● **What the exercise asks**
Return the material word for word. Do not include pictures.

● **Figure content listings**
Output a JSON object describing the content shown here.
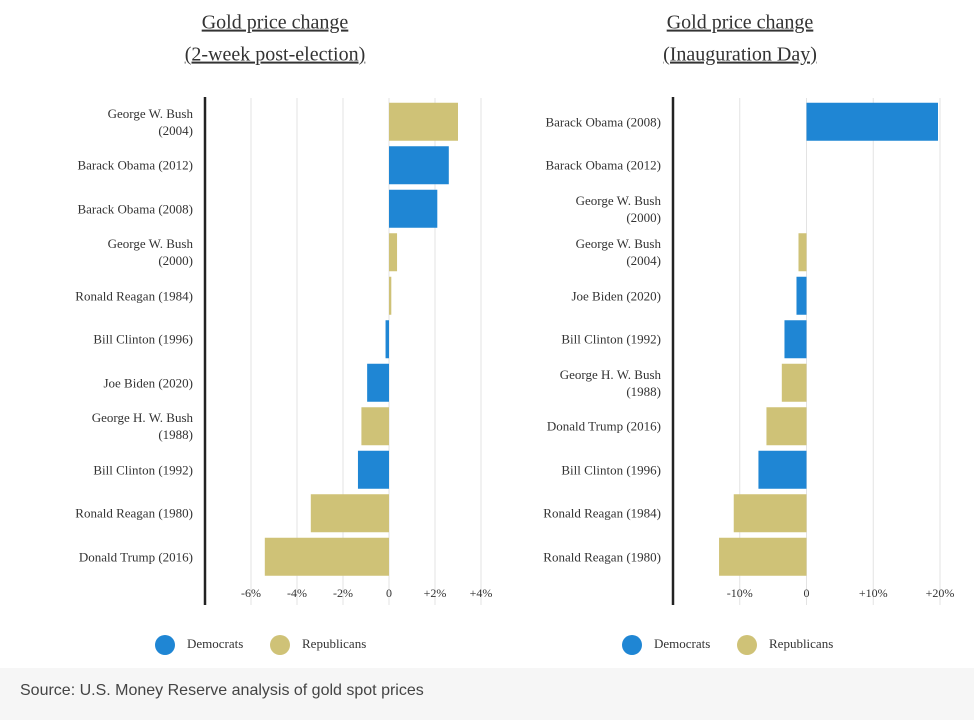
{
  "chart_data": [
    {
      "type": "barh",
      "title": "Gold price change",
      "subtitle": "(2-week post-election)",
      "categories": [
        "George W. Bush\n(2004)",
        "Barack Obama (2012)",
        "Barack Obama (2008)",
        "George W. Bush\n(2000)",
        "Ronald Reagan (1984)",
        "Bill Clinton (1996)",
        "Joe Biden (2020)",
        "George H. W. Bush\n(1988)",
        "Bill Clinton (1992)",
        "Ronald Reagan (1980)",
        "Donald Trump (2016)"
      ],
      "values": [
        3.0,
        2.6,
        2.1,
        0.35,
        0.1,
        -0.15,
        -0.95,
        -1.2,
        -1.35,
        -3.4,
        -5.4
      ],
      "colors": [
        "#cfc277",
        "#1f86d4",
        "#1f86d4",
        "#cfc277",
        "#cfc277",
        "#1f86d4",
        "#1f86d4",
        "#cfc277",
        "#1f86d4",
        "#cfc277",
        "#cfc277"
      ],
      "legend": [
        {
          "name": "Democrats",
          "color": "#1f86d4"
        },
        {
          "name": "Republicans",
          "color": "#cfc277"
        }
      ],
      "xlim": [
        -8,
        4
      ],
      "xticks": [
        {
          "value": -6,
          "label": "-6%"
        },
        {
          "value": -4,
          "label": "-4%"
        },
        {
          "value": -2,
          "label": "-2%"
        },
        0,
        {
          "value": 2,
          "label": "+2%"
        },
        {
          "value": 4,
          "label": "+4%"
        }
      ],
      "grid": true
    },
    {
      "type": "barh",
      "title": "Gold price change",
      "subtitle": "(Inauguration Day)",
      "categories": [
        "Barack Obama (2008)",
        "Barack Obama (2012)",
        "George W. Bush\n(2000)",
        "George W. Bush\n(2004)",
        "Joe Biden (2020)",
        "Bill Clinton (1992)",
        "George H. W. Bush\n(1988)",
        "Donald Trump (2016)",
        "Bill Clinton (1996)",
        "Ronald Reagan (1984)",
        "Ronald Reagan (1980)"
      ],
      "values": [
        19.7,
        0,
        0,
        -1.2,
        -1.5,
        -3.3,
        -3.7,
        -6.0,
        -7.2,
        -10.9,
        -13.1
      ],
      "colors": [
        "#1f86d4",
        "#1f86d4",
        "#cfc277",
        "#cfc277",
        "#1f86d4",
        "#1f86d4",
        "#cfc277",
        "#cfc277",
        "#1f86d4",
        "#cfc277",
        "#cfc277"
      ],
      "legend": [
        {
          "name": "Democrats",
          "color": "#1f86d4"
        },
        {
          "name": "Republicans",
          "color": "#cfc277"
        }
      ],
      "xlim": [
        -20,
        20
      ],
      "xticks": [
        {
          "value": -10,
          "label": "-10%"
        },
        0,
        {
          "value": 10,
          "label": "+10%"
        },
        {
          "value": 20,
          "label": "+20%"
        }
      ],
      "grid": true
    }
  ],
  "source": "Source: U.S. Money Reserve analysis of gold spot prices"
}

● **Correct answer**
Output a JSON object describing the content shown here.
{
  "chart_data": [
    {
      "type": "barh",
      "title": "Gold price change",
      "subtitle": "(2-week post-election)",
      "categories": [
        "George W. Bush\n(2004)",
        "Barack Obama (2012)",
        "Barack Obama (2008)",
        "George W. Bush\n(2000)",
        "Ronald Reagan (1984)",
        "Bill Clinton (1996)",
        "Joe Biden (2020)",
        "George H. W. Bush\n(1988)",
        "Bill Clinton (1992)",
        "Ronald Reagan (1980)",
        "Donald Trump (2016)"
      ],
      "values": [
        3.0,
        2.6,
        2.1,
        0.35,
        0.1,
        -0.15,
        -0.95,
        -1.2,
        -1.35,
        -3.4,
        -5.4
      ],
      "colors": [
        "#cfc277",
        "#1f86d4",
        "#1f86d4",
        "#cfc277",
        "#cfc277",
        "#1f86d4",
        "#1f86d4",
        "#cfc277",
        "#1f86d4",
        "#cfc277",
        "#cfc277"
      ],
      "legend": [
        {
          "name": "Democrats",
          "color": "#1f86d4"
        },
        {
          "name": "Republicans",
          "color": "#cfc277"
        }
      ],
      "xlim": [
        -8,
        4
      ],
      "xticks": [
        {
          "value": -6,
          "label": "-6%"
        },
        {
          "value": -4,
          "label": "-4%"
        },
        {
          "value": -2,
          "label": "-2%"
        },
        0,
        {
          "value": 2,
          "label": "+2%"
        },
        {
          "value": 4,
          "label": "+4%"
        }
      ],
      "grid": true
    },
    {
      "type": "barh",
      "title": "Gold price change",
      "subtitle": "(Inauguration Day)",
      "categories": [
        "Barack Obama (2008)",
        "Barack Obama (2012)",
        "George W. Bush\n(2000)",
        "George W. Bush\n(2004)",
        "Joe Biden (2020)",
        "Bill Clinton (1992)",
        "George H. W. Bush\n(1988)",
        "Donald Trump (2016)",
        "Bill Clinton (1996)",
        "Ronald Reagan (1984)",
        "Ronald Reagan (1980)"
      ],
      "values": [
        19.7,
        0,
        0,
        -1.2,
        -1.5,
        -3.3,
        -3.7,
        -6.0,
        -7.2,
        -10.9,
        -13.1
      ],
      "colors": [
        "#1f86d4",
        "#1f86d4",
        "#cfc277",
        "#cfc277",
        "#1f86d4",
        "#1f86d4",
        "#cfc277",
        "#cfc277",
        "#1f86d4",
        "#cfc277",
        "#cfc277"
      ],
      "legend": [
        {
          "name": "Democrats",
          "color": "#1f86d4"
        },
        {
          "name": "Republicans",
          "color": "#cfc277"
        }
      ],
      "xlim": [
        -20,
        20
      ],
      "xticks": [
        {
          "value": -10,
          "label": "-10%"
        },
        0,
        {
          "value": 10,
          "label": "+10%"
        },
        {
          "value": 20,
          "label": "+20%"
        }
      ],
      "grid": true
    }
  ],
  "source": "Source: U.S. Money Reserve analysis of gold spot prices"
}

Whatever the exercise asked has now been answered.